#### DATA TO USE

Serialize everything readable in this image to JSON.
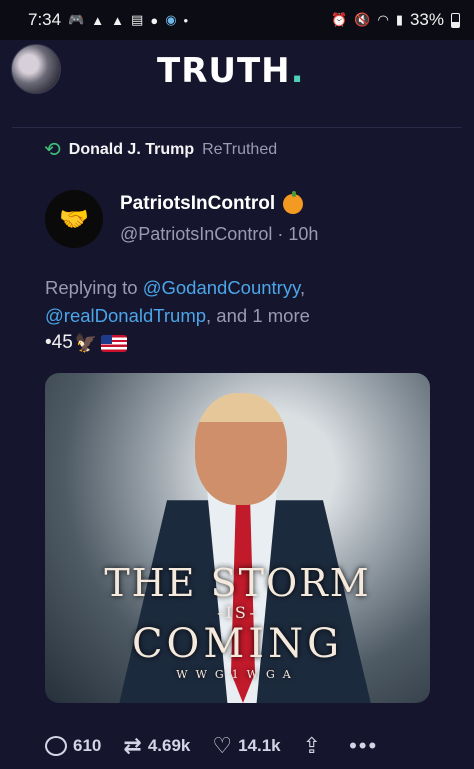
{
  "status_bar": {
    "time": "7:34",
    "battery": "33%",
    "left_icons": [
      "gamepad-icon",
      "warning-icon",
      "warning-icon",
      "calendar-icon",
      "account-icon",
      "location-icon",
      "dot-icon"
    ],
    "right_icons": [
      "alarm-icon",
      "mute-icon",
      "wifi-icon",
      "signal-icon"
    ]
  },
  "header": {
    "logo": "TRUTH",
    "logo_dot": ".",
    "accent_color": "#4fd1b8"
  },
  "post": {
    "retruth_user": "Donald J. Trump",
    "retruth_suffix": "ReTruthed",
    "author_name": "PatriotsInControl",
    "author_handle": "@PatriotsInControl · 10h",
    "reply_prefix": "Replying to ",
    "mentions": [
      "@GodandCountryy",
      "@realDonaldTrump"
    ],
    "reply_sep": ",",
    "reply_suffix": ", and 1 more",
    "tagline": "•45",
    "media": {
      "line1": "THE STORM",
      "line2": "-IS-",
      "line3": "COMING",
      "line4": "WWG1WGA"
    }
  },
  "actions": {
    "replies": "610",
    "retruths": "4.69k",
    "likes": "14.1k"
  }
}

########

WHAT IS NEEDED » Repeat the records above exactly, leaving out any pictures they contain.

ANSWER TO THE TASK »
Serialize everything readable in this image to JSON.
{
  "status_bar": {
    "time": "7:34",
    "battery": "33%",
    "left_icons": [
      "gamepad-icon",
      "warning-icon",
      "warning-icon",
      "calendar-icon",
      "account-icon",
      "location-icon",
      "dot-icon"
    ],
    "right_icons": [
      "alarm-icon",
      "mute-icon",
      "wifi-icon",
      "signal-icon"
    ]
  },
  "header": {
    "logo": "TRUTH",
    "logo_dot": ".",
    "accent_color": "#4fd1b8"
  },
  "post": {
    "retruth_user": "Donald J. Trump",
    "retruth_suffix": "ReTruthed",
    "author_name": "PatriotsInControl",
    "author_handle": "@PatriotsInControl · 10h",
    "reply_prefix": "Replying to ",
    "mentions": [
      "@GodandCountryy",
      "@realDonaldTrump"
    ],
    "reply_sep": ",",
    "reply_suffix": ", and 1 more",
    "tagline": "•45",
    "media": {
      "line1": "THE STORM",
      "line2": "-IS-",
      "line3": "COMING",
      "line4": "WWG1WGA"
    }
  },
  "actions": {
    "replies": "610",
    "retruths": "4.69k",
    "likes": "14.1k"
  }
}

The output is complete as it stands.